Present the following entries again, word for word and in full.
Start of Exercise material
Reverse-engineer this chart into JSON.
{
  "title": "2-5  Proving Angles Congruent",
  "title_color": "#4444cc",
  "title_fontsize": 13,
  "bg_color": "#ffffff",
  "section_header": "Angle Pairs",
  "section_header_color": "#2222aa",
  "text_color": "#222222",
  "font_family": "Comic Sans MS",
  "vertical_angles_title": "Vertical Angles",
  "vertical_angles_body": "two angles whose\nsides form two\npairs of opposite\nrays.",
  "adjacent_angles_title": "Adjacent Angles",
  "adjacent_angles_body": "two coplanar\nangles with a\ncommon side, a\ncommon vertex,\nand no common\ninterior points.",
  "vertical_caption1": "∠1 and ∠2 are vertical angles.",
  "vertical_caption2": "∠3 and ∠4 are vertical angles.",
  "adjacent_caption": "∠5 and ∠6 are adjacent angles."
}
End of Exercise material
● Result of the exercise:
Reverse-engineer this chart into JSON.
{
  "title": "2-5  Proving Angles Congruent",
  "title_color": "#4444cc",
  "title_fontsize": 13,
  "bg_color": "#ffffff",
  "section_header": "Angle Pairs",
  "section_header_color": "#2222aa",
  "text_color": "#222222",
  "font_family": "Comic Sans MS",
  "vertical_angles_title": "Vertical Angles",
  "vertical_angles_body": "two angles whose\nsides form two\npairs of opposite\nrays.",
  "adjacent_angles_title": "Adjacent Angles",
  "adjacent_angles_body": "two coplanar\nangles with a\ncommon side, a\ncommon vertex,\nand no common\ninterior points.",
  "vertical_caption1": "∠1 and ∠2 are vertical angles.",
  "vertical_caption2": "∠3 and ∠4 are vertical angles.",
  "adjacent_caption": "∠5 and ∠6 are adjacent angles."
}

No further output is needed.